Given task
Provide the data again in its entirety, exactly as given.

* Begin *

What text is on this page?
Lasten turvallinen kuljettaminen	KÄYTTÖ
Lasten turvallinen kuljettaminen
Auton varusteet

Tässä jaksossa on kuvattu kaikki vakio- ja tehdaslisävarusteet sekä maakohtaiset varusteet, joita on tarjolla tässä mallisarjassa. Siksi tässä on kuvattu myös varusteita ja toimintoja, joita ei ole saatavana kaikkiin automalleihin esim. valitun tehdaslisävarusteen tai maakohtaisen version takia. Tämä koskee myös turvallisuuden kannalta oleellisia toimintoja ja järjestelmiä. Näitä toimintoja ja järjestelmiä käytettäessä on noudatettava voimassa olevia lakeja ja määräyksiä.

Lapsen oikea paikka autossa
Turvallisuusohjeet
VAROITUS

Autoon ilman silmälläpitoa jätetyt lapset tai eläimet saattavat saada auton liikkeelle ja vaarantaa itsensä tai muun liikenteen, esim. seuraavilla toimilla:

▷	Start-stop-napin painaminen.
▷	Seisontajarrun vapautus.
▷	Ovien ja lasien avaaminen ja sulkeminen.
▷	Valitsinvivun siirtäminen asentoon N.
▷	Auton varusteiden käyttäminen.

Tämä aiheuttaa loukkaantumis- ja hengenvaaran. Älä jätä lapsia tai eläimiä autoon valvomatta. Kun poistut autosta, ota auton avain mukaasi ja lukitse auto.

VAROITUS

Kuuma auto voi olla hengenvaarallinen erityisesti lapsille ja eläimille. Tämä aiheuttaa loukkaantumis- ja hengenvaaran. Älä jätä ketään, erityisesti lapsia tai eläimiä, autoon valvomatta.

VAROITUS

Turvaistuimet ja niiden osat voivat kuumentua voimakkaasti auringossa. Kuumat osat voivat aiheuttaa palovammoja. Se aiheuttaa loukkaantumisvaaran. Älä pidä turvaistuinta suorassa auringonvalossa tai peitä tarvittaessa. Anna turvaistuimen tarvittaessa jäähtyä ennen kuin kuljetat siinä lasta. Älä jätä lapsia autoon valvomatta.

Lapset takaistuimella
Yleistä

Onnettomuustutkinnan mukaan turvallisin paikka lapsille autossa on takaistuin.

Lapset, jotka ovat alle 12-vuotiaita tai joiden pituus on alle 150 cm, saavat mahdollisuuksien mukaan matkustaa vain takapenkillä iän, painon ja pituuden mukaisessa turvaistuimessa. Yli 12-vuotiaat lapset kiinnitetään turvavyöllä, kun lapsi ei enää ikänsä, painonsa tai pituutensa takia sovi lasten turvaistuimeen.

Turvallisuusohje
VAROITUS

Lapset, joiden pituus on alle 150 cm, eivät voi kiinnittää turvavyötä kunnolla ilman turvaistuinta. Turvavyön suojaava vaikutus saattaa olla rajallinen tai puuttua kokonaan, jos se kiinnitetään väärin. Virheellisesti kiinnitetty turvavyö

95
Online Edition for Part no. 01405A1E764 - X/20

* End *

Task solution
What text is on this page?
Lasten turvallinen kuljettaminen	KÄYTTÖ
Lasten turvallinen kuljettaminen
Auton varusteet

Tässä jaksossa on kuvattu kaikki vakio- ja tehdaslisävarusteet sekä maakohtaiset varusteet, joita on tarjolla tässä mallisarjassa. Siksi tässä on kuvattu myös varusteita ja toimintoja, joita ei ole saatavana kaikkiin automalleihin esim. valitun tehdaslisävarusteen tai maakohtaisen version takia. Tämä koskee myös turvallisuuden kannalta oleellisia toimintoja ja järjestelmiä. Näitä toimintoja ja järjestelmiä käytettäessä on noudatettava voimassa olevia lakeja ja määräyksiä.

Lapsen oikea paikka autossa
Turvallisuusohjeet
VAROITUS

Autoon ilman silmälläpitoa jätetyt lapset tai eläimet saattavat saada auton liikkeelle ja vaarantaa itsensä tai muun liikenteen, esim. seuraavilla toimilla:

▷	Start-stop-napin painaminen.
▷	Seisontajarrun vapautus.
▷	Ovien ja lasien avaaminen ja sulkeminen.
▷	Valitsinvivun siirtäminen asentoon N.
▷	Auton varusteiden käyttäminen.

Tämä aiheuttaa loukkaantumis- ja hengenvaaran. Älä jätä lapsia tai eläimiä autoon valvomatta. Kun poistut autosta, ota auton avain mukaasi ja lukitse auto.

VAROITUS

Kuuma auto voi olla hengenvaarallinen erityisesti lapsille ja eläimille. Tämä aiheuttaa loukkaantumis- ja hengenvaaran. Älä jätä ketään, erityisesti lapsia tai eläimiä, autoon valvomatta.

VAROITUS

Turvaistuimet ja niiden osat voivat kuumentua voimakkaasti auringossa. Kuumat osat voivat aiheuttaa palovammoja. Se aiheuttaa loukkaantumisvaaran. Älä pidä turvaistuinta suorassa auringonvalossa tai peitä tarvittaessa. Anna turvaistuimen tarvittaessa jäähtyä ennen kuin kuljetat siinä lasta. Älä jätä lapsia autoon valvomatta.

Lapset takaistuimella
Yleistä

Onnettomuustutkinnan mukaan turvallisin paikka lapsille autossa on takaistuin.

Lapset, jotka ovat alle 12-vuotiaita tai joiden pituus on alle 150 cm, saavat mahdollisuuksien mukaan matkustaa vain takapenkillä iän, painon ja pituuden mukaisessa turvaistuimessa. Yli 12-vuotiaat lapset kiinnitetään turvavyöllä, kun lapsi ei enää ikänsä, painonsa tai pituutensa takia sovi lasten turvaistuimeen.

Turvallisuusohje
VAROITUS

Lapset, joiden pituus on alle 150 cm, eivät voi kiinnittää turvavyötä kunnolla ilman turvaistuinta. Turvavyön suojaava vaikutus saattaa olla rajallinen tai puuttua kokonaan, jos se kiinnitetään väärin. Virheellisesti kiinnitetty turvavyö

95
Online Edition for Part no. 01405A1E764 - X/20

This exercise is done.